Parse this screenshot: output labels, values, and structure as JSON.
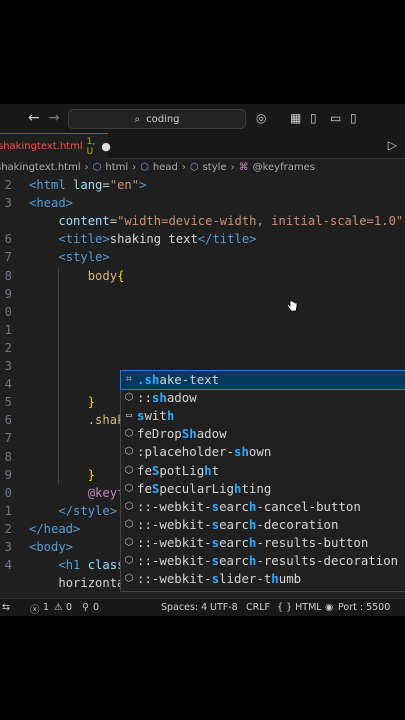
{
  "titlebar": {
    "back_icon": "arrow-left-icon",
    "forward_icon": "arrow-right-icon",
    "search_text": "coding",
    "search_icon": "search-icon"
  },
  "tab": {
    "filename": "shakingtext.html",
    "problems": "1, U",
    "modified": "●"
  },
  "breadcrumb": [
    "shakingtext.html",
    "html",
    "head",
    "style",
    "@keyframes"
  ],
  "editor": {
    "lines": [
      {
        "n": "2",
        "html": "<span class='tag'>&lt;html</span> <span class='attr'>lang</span>=<span class='str'>\"en\"</span><span class='tag'>&gt;</span>"
      },
      {
        "n": "3",
        "html": "<span class='tag'>&lt;head&gt;</span>"
      },
      {
        "n": "",
        "html": "    <span class='attr'>content</span>=<span class='str'>\"width=device-width, initial-scale=1.0\"</span>"
      },
      {
        "n": "6",
        "html": "    <span class='tag'>&lt;title&gt;</span><span class='txt'>shaking text</span><span class='tag'>&lt;/title&gt;</span>"
      },
      {
        "n": "7",
        "html": "    <span class='tag'>&lt;style&gt;</span>"
      },
      {
        "n": "8",
        "html": "        <span class='sel'>body</span><span class='brace'>{</span>"
      },
      {
        "n": "9",
        "html": ""
      },
      {
        "n": "0",
        "html": ""
      },
      {
        "n": "1",
        "html": ""
      },
      {
        "n": "2",
        "html": ""
      },
      {
        "n": "3",
        "html": ""
      },
      {
        "n": "4",
        "html": ""
      },
      {
        "n": "5",
        "html": "        <span class='brace'>}</span>"
      },
      {
        "n": "6",
        "html": "        <span class='sel'>.shak</span>"
      },
      {
        "n": "7",
        "html": ""
      },
      {
        "n": "8",
        "html": ""
      },
      {
        "n": "9",
        "html": "        <span class='brace'>}</span>"
      },
      {
        "n": "0",
        "html": "        <span class='kw'>@keyframes</span> <span class='plain'>sh</span>"
      },
      {
        "n": "1",
        "html": "    <span class='tag'>&lt;/style&gt;</span>"
      },
      {
        "n": "2",
        "html": "<span class='tag'>&lt;/head&gt;</span>"
      },
      {
        "n": "3",
        "html": "<span class='tag'>&lt;body&gt;</span>"
      },
      {
        "n": "4",
        "html": "    <span class='tag'>&lt;h1</span> <span class='attr'>class</span>=<span class='str'>\"shake-text\"</span><span class='tag'>&gt;</span><span class='txt'>text shaking</span>"
      },
      {
        "n": "",
        "html": "    <span class='txt'>horizontally</span><span class='tag'>&lt;/h1&gt;</span>"
      }
    ]
  },
  "suggestions": [
    {
      "icon": "snippet-icon",
      "html": "<span class='hl'>.sh</span>ake-text",
      "active": true
    },
    {
      "icon": "property-icon",
      "html": "::<span class='hl'>sh</span>adow"
    },
    {
      "icon": "keyword-icon",
      "html": "<span class='hl'>s</span>wit<span class='hl'>h</span>"
    },
    {
      "icon": "property-icon",
      "html": "feDrop<span class='hl'>Sh</span>adow"
    },
    {
      "icon": "property-icon",
      "html": ":placeholder-<span class='hl'>sh</span>own"
    },
    {
      "icon": "property-icon",
      "html": "fe<span class='hl'>S</span>potLig<span class='hl'>h</span>t"
    },
    {
      "icon": "property-icon",
      "html": "fe<span class='hl'>S</span>pecularLig<span class='hl'>h</span>ting"
    },
    {
      "icon": "property-icon",
      "html": "::-webkit-<span class='hl'>s</span>earc<span class='hl'>h</span>-cancel-button"
    },
    {
      "icon": "property-icon",
      "html": "::-webkit-<span class='hl'>s</span>earc<span class='hl'>h</span>-decoration"
    },
    {
      "icon": "property-icon",
      "html": "::-webkit-<span class='hl'>s</span>earc<span class='hl'>h</span>-results-button"
    },
    {
      "icon": "property-icon",
      "html": "::-webkit-<span class='hl'>s</span>earc<span class='hl'>h</span>-results-decoration"
    },
    {
      "icon": "property-icon",
      "html": "::-webkit-<span class='hl'>s</span>lider-t<span class='hl'>h</span>umb"
    }
  ],
  "statusbar": {
    "errors": "1",
    "warnings": "0",
    "broadcast": "0",
    "spaces": "Spaces: 4",
    "encoding": "UTF-8",
    "eol": "CRLF",
    "language": "{ } HTML",
    "port": "Port : 5500"
  }
}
⁂
### Goal
Would you return the data exactly as written, without the pictures?

### Completed task
Parse this screenshot: output labels, values, and structure as JSON.
{
  "titlebar": {
    "back_icon": "arrow-left-icon",
    "forward_icon": "arrow-right-icon",
    "search_text": "coding",
    "search_icon": "search-icon"
  },
  "tab": {
    "filename": "shakingtext.html",
    "problems": "1, U",
    "modified": "●"
  },
  "breadcrumb": [
    "shakingtext.html",
    "html",
    "head",
    "style",
    "@keyframes"
  ],
  "editor": {
    "lines": [
      {
        "n": "2",
        "html": "<span class='tag'>&lt;html</span> <span class='attr'>lang</span>=<span class='str'>\"en\"</span><span class='tag'>&gt;</span>"
      },
      {
        "n": "3",
        "html": "<span class='tag'>&lt;head&gt;</span>"
      },
      {
        "n": "",
        "html": "    <span class='attr'>content</span>=<span class='str'>\"width=device-width, initial-scale=1.0\"</span>"
      },
      {
        "n": "6",
        "html": "    <span class='tag'>&lt;title&gt;</span><span class='txt'>shaking text</span><span class='tag'>&lt;/title&gt;</span>"
      },
      {
        "n": "7",
        "html": "    <span class='tag'>&lt;style&gt;</span>"
      },
      {
        "n": "8",
        "html": "        <span class='sel'>body</span><span class='brace'>{</span>"
      },
      {
        "n": "9",
        "html": ""
      },
      {
        "n": "0",
        "html": ""
      },
      {
        "n": "1",
        "html": ""
      },
      {
        "n": "2",
        "html": ""
      },
      {
        "n": "3",
        "html": ""
      },
      {
        "n": "4",
        "html": ""
      },
      {
        "n": "5",
        "html": "        <span class='brace'>}</span>"
      },
      {
        "n": "6",
        "html": "        <span class='sel'>.shak</span>"
      },
      {
        "n": "7",
        "html": ""
      },
      {
        "n": "8",
        "html": ""
      },
      {
        "n": "9",
        "html": "        <span class='brace'>}</span>"
      },
      {
        "n": "0",
        "html": "        <span class='kw'>@keyframes</span> <span class='plain'>sh</span>"
      },
      {
        "n": "1",
        "html": "    <span class='tag'>&lt;/style&gt;</span>"
      },
      {
        "n": "2",
        "html": "<span class='tag'>&lt;/head&gt;</span>"
      },
      {
        "n": "3",
        "html": "<span class='tag'>&lt;body&gt;</span>"
      },
      {
        "n": "4",
        "html": "    <span class='tag'>&lt;h1</span> <span class='attr'>class</span>=<span class='str'>\"shake-text\"</span><span class='tag'>&gt;</span><span class='txt'>text shaking</span>"
      },
      {
        "n": "",
        "html": "    <span class='txt'>horizontally</span><span class='tag'>&lt;/h1&gt;</span>"
      }
    ]
  },
  "suggestions": [
    {
      "icon": "snippet-icon",
      "html": "<span class='hl'>.sh</span>ake-text",
      "active": true
    },
    {
      "icon": "property-icon",
      "html": "::<span class='hl'>sh</span>adow"
    },
    {
      "icon": "keyword-icon",
      "html": "<span class='hl'>s</span>wit<span class='hl'>h</span>"
    },
    {
      "icon": "property-icon",
      "html": "feDrop<span class='hl'>Sh</span>adow"
    },
    {
      "icon": "property-icon",
      "html": ":placeholder-<span class='hl'>sh</span>own"
    },
    {
      "icon": "property-icon",
      "html": "fe<span class='hl'>S</span>potLig<span class='hl'>h</span>t"
    },
    {
      "icon": "property-icon",
      "html": "fe<span class='hl'>S</span>pecularLig<span class='hl'>h</span>ting"
    },
    {
      "icon": "property-icon",
      "html": "::-webkit-<span class='hl'>s</span>earc<span class='hl'>h</span>-cancel-button"
    },
    {
      "icon": "property-icon",
      "html": "::-webkit-<span class='hl'>s</span>earc<span class='hl'>h</span>-decoration"
    },
    {
      "icon": "property-icon",
      "html": "::-webkit-<span class='hl'>s</span>earc<span class='hl'>h</span>-results-button"
    },
    {
      "icon": "property-icon",
      "html": "::-webkit-<span class='hl'>s</span>earc<span class='hl'>h</span>-results-decoration"
    },
    {
      "icon": "property-icon",
      "html": "::-webkit-<span class='hl'>s</span>lider-t<span class='hl'>h</span>umb"
    }
  ],
  "statusbar": {
    "errors": "1",
    "warnings": "0",
    "broadcast": "0",
    "spaces": "Spaces: 4",
    "encoding": "UTF-8",
    "eol": "CRLF",
    "language": "{ } HTML",
    "port": "Port : 5500"
  }
}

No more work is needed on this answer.